─── THE INPUT
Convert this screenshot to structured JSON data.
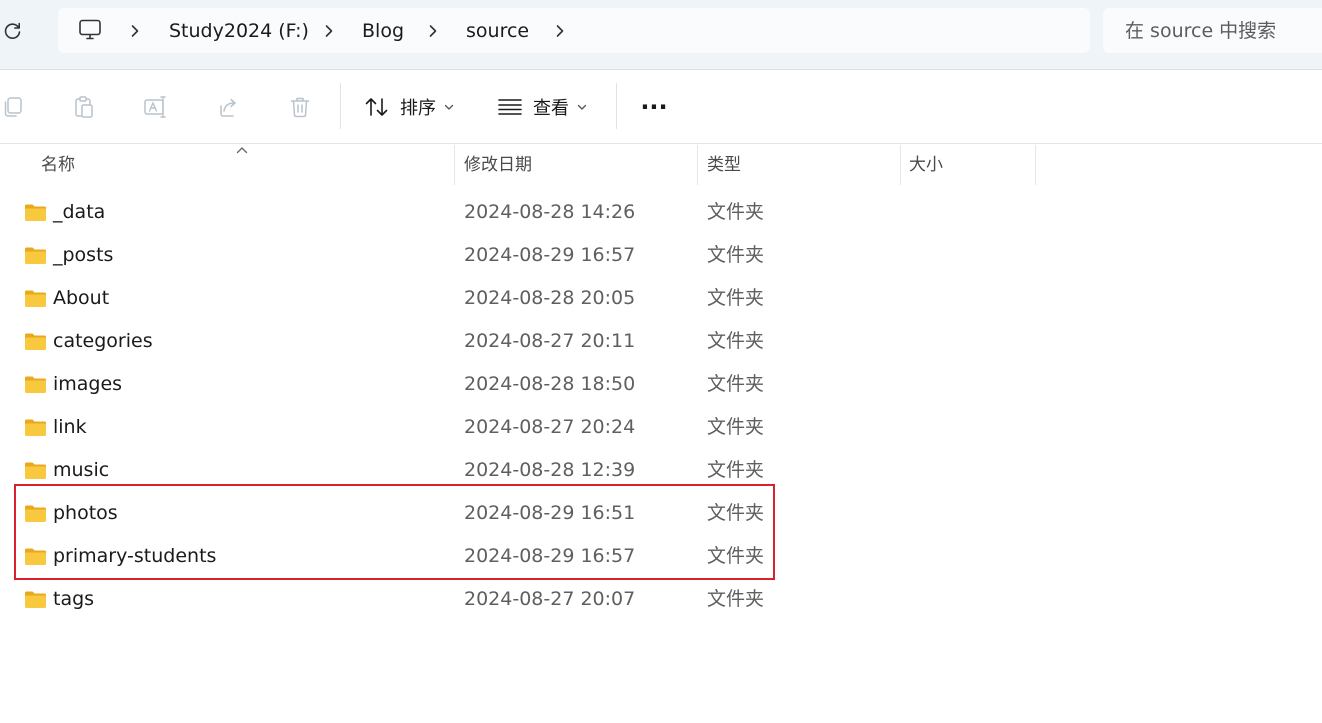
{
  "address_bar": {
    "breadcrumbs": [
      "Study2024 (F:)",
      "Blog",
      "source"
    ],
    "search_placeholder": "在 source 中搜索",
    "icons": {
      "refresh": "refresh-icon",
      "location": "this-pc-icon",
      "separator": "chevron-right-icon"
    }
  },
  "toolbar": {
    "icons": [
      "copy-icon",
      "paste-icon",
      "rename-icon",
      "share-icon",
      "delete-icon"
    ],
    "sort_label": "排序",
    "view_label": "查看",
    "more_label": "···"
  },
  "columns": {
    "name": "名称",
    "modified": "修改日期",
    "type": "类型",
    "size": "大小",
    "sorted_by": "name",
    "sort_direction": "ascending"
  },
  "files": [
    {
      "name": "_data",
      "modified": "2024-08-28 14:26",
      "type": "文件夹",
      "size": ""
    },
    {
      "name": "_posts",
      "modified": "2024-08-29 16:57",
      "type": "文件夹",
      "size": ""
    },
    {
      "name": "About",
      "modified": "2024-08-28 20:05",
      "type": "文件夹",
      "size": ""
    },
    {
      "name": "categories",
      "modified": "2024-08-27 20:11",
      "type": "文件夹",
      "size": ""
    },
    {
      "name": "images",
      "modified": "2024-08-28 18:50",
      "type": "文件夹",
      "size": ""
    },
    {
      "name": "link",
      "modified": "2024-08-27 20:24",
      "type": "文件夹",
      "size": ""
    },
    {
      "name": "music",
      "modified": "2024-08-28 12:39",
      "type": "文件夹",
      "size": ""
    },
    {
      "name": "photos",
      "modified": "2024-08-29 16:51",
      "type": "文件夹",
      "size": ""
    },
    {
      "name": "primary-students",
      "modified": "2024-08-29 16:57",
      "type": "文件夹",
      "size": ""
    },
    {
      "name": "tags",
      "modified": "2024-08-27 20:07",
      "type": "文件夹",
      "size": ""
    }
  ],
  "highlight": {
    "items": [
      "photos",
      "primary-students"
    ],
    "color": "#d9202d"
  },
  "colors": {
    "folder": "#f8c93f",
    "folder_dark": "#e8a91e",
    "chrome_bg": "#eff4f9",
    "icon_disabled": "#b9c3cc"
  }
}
──────
**WHAT IS ASKED**
Omit pictures; set down the rest of the material word for word.

**REPLY TO THE EXERCISE**
Convert this screenshot to structured JSON data.
{
  "address_bar": {
    "breadcrumbs": [
      "Study2024 (F:)",
      "Blog",
      "source"
    ],
    "search_placeholder": "在 source 中搜索",
    "icons": {
      "refresh": "refresh-icon",
      "location": "this-pc-icon",
      "separator": "chevron-right-icon"
    }
  },
  "toolbar": {
    "icons": [
      "copy-icon",
      "paste-icon",
      "rename-icon",
      "share-icon",
      "delete-icon"
    ],
    "sort_label": "排序",
    "view_label": "查看",
    "more_label": "···"
  },
  "columns": {
    "name": "名称",
    "modified": "修改日期",
    "type": "类型",
    "size": "大小",
    "sorted_by": "name",
    "sort_direction": "ascending"
  },
  "files": [
    {
      "name": "_data",
      "modified": "2024-08-28 14:26",
      "type": "文件夹",
      "size": ""
    },
    {
      "name": "_posts",
      "modified": "2024-08-29 16:57",
      "type": "文件夹",
      "size": ""
    },
    {
      "name": "About",
      "modified": "2024-08-28 20:05",
      "type": "文件夹",
      "size": ""
    },
    {
      "name": "categories",
      "modified": "2024-08-27 20:11",
      "type": "文件夹",
      "size": ""
    },
    {
      "name": "images",
      "modified": "2024-08-28 18:50",
      "type": "文件夹",
      "size": ""
    },
    {
      "name": "link",
      "modified": "2024-08-27 20:24",
      "type": "文件夹",
      "size": ""
    },
    {
      "name": "music",
      "modified": "2024-08-28 12:39",
      "type": "文件夹",
      "size": ""
    },
    {
      "name": "photos",
      "modified": "2024-08-29 16:51",
      "type": "文件夹",
      "size": ""
    },
    {
      "name": "primary-students",
      "modified": "2024-08-29 16:57",
      "type": "文件夹",
      "size": ""
    },
    {
      "name": "tags",
      "modified": "2024-08-27 20:07",
      "type": "文件夹",
      "size": ""
    }
  ],
  "highlight": {
    "items": [
      "photos",
      "primary-students"
    ],
    "color": "#d9202d"
  },
  "colors": {
    "folder": "#f8c93f",
    "folder_dark": "#e8a91e",
    "chrome_bg": "#eff4f9",
    "icon_disabled": "#b9c3cc"
  }
}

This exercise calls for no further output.